# WHAT YOU WILL DO:
Find the lines with "εὐσέβεια" in them and copy them out.

Items from a dataset
>> Begin

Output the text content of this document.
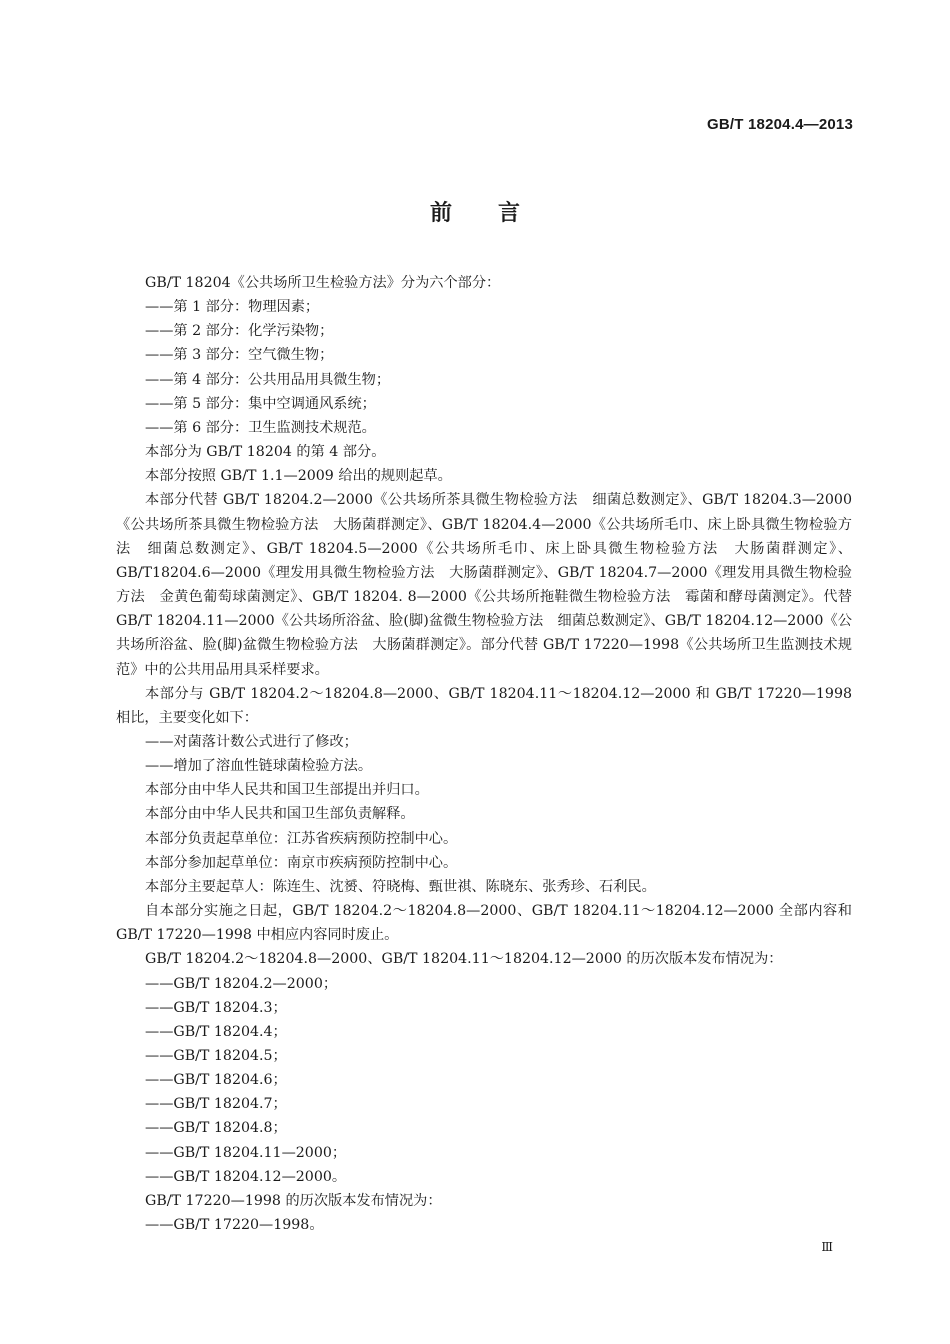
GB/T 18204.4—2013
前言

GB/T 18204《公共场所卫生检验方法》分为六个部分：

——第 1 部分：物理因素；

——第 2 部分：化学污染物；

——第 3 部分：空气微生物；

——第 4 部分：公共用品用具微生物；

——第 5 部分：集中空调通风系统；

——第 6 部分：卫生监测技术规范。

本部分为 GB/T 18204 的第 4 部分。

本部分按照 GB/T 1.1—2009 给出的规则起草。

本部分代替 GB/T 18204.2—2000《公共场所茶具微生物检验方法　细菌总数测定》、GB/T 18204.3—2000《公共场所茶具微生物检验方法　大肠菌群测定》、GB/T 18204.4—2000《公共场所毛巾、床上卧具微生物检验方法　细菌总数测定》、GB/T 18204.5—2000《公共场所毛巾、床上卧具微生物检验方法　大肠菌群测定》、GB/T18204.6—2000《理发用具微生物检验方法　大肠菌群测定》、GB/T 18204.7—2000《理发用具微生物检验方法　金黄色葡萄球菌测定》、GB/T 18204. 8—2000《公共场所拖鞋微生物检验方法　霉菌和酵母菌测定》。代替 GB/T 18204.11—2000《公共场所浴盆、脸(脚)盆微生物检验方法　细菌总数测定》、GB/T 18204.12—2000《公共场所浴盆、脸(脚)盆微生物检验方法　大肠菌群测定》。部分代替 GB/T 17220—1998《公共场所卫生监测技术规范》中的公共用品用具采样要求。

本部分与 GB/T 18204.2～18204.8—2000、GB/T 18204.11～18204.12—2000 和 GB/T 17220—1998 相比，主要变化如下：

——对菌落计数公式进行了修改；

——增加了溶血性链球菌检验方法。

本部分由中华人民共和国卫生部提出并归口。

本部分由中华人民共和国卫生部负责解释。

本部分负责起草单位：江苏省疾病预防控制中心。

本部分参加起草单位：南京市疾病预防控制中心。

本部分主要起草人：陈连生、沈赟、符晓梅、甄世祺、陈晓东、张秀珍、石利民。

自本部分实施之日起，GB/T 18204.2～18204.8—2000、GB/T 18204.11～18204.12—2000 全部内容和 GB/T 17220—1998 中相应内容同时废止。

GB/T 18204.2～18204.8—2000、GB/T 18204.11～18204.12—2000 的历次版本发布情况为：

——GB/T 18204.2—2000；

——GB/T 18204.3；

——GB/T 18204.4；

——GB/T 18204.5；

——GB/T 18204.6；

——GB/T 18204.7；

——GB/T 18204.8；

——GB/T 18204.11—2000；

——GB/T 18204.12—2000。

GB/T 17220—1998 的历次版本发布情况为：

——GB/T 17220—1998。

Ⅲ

>> End
>> Begin

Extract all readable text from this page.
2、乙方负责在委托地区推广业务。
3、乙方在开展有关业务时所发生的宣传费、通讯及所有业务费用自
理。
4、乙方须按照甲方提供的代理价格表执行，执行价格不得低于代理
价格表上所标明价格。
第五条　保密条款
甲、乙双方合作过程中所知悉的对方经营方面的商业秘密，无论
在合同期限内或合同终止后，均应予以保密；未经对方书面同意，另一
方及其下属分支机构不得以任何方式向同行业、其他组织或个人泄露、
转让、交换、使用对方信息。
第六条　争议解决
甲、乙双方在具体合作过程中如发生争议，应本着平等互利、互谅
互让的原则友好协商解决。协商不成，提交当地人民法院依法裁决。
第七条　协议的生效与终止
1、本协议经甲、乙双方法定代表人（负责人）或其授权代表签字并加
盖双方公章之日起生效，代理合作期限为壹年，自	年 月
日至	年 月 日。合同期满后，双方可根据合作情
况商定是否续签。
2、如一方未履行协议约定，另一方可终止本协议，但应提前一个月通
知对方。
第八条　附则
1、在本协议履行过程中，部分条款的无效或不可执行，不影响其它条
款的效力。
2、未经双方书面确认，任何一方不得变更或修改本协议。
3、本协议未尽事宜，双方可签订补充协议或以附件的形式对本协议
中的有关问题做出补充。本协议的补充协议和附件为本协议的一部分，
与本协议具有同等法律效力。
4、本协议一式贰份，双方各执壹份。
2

>> End
>> Begin

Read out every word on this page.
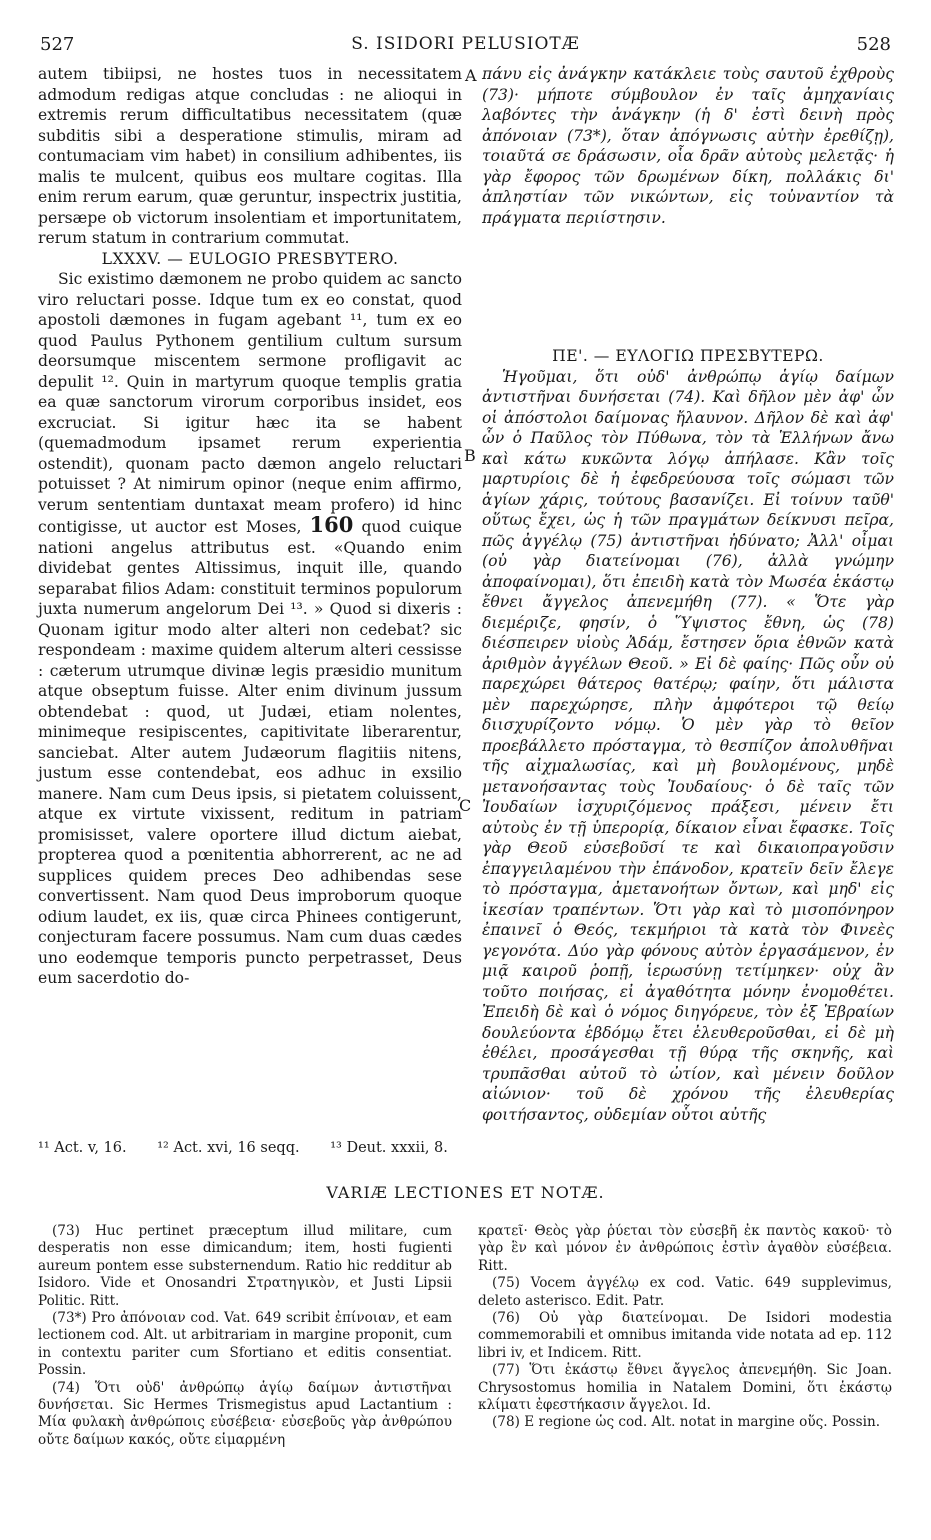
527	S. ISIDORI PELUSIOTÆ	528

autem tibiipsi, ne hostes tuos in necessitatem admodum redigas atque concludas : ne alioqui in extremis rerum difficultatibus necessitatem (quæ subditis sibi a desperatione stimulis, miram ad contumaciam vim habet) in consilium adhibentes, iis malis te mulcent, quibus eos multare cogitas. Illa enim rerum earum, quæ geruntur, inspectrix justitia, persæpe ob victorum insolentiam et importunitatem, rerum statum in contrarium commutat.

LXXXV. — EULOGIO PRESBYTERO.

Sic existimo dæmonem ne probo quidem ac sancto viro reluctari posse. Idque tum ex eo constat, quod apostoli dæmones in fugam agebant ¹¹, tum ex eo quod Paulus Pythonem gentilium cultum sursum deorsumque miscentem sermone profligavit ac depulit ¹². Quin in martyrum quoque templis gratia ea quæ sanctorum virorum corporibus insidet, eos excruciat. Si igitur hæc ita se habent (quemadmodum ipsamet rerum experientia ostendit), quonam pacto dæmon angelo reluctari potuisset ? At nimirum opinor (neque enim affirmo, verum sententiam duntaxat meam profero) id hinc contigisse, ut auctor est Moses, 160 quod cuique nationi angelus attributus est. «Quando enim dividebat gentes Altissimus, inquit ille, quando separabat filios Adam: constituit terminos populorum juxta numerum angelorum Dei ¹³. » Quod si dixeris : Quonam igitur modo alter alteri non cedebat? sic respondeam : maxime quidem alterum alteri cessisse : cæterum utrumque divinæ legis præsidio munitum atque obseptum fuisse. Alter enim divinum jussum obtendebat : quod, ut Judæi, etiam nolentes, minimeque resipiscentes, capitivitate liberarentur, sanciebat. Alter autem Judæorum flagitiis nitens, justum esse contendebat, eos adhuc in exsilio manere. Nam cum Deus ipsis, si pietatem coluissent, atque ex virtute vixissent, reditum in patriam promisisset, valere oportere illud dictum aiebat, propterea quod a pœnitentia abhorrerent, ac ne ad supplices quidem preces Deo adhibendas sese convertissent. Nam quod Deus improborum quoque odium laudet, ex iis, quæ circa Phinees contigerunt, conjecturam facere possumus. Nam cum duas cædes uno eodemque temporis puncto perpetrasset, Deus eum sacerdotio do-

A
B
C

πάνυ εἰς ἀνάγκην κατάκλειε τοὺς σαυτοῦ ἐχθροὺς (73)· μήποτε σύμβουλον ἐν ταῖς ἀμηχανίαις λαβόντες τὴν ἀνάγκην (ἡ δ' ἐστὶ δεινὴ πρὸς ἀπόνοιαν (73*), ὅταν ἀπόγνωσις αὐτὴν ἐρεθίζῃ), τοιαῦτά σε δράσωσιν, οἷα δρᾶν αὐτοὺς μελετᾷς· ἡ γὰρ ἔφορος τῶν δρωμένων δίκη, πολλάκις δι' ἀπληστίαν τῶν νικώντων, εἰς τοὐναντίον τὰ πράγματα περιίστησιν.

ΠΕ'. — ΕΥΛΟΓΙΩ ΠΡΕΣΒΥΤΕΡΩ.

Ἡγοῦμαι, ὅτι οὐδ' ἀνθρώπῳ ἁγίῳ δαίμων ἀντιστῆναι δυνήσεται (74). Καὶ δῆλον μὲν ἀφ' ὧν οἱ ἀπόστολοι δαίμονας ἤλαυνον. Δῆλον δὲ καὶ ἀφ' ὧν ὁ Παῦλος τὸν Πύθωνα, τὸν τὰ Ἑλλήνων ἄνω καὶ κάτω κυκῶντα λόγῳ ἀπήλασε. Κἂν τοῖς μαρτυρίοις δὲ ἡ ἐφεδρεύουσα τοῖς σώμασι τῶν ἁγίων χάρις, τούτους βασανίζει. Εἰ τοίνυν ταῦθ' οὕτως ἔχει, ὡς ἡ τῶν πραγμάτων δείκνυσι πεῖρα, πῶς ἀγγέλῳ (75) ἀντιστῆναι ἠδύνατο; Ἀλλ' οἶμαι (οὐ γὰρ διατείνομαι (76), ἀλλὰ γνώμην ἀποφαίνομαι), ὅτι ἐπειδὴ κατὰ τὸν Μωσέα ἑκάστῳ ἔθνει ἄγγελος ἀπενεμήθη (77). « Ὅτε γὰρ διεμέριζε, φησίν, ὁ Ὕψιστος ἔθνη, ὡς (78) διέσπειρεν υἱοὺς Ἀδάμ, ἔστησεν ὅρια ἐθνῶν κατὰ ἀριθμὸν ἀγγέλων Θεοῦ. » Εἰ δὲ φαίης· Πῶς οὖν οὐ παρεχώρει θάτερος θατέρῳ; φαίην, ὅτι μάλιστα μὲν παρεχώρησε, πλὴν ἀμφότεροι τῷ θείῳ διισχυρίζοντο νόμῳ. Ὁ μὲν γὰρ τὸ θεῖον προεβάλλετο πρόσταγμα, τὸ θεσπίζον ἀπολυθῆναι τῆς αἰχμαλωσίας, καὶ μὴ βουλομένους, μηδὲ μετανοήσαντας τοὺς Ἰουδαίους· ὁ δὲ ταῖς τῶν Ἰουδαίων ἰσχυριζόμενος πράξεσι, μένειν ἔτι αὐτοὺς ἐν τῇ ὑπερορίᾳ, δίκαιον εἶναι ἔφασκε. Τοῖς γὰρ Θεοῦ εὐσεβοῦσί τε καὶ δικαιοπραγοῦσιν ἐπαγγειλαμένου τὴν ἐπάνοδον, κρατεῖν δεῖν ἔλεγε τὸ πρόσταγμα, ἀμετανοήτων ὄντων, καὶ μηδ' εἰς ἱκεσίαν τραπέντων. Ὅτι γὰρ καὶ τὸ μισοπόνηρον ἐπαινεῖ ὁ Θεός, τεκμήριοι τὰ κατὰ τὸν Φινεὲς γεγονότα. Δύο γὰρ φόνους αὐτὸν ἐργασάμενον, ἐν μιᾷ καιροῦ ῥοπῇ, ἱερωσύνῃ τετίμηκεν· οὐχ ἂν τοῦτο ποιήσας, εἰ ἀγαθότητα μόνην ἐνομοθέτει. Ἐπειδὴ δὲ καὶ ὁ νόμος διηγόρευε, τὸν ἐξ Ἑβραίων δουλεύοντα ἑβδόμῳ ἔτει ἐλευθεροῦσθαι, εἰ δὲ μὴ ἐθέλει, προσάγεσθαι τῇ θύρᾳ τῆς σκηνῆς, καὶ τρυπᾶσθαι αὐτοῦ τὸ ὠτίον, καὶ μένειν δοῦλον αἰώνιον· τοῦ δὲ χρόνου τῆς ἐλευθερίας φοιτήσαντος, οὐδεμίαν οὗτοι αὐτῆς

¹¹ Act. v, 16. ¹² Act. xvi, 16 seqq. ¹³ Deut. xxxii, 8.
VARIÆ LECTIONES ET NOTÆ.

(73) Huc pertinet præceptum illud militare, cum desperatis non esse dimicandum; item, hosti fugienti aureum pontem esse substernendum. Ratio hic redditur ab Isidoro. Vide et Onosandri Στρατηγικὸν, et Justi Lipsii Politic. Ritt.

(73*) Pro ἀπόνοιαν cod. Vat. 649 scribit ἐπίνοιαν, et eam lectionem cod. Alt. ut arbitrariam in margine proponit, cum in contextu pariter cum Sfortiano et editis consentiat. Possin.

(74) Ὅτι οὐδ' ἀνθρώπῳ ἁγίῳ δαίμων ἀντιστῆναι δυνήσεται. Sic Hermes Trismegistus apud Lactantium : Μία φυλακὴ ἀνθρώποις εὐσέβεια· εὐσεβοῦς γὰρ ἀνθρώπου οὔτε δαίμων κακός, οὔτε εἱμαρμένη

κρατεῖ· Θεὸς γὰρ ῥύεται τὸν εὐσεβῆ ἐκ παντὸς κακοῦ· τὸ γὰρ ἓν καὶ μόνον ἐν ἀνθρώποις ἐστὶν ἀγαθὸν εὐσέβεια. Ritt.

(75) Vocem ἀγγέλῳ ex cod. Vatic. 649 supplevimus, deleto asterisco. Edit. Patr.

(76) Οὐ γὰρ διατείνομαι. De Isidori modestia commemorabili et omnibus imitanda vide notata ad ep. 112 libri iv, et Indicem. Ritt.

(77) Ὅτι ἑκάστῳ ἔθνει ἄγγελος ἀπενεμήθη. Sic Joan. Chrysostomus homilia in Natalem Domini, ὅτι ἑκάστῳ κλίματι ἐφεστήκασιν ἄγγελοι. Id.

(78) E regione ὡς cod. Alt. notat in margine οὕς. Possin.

>> End

# SOLUTION TO THE EXERCISE:
(74) Ὅτι οὐδ' ἀνθρώπῳ ἁγίῳ δαίμων ἀντιστῆναι δυνήσεται. Sic Hermes Trismegistus apud Lactantium : Μία φυλακὴ ἀνθρώποις εὐσέβεια· εὐσεβοῦς γὰρ ἀνθρώπου οὔτε δαίμων κακός, οὔτε εἱμαρμένη
κρατεῖ· Θεὸς γὰρ ῥύεται τὸν εὐσεβῆ ἐκ παντὸς κακοῦ· τὸ γὰρ ἓν καὶ μόνον ἐν ἀνθρώποις ἐστὶν ἀγαθὸν εὐσέβεια. Ritt.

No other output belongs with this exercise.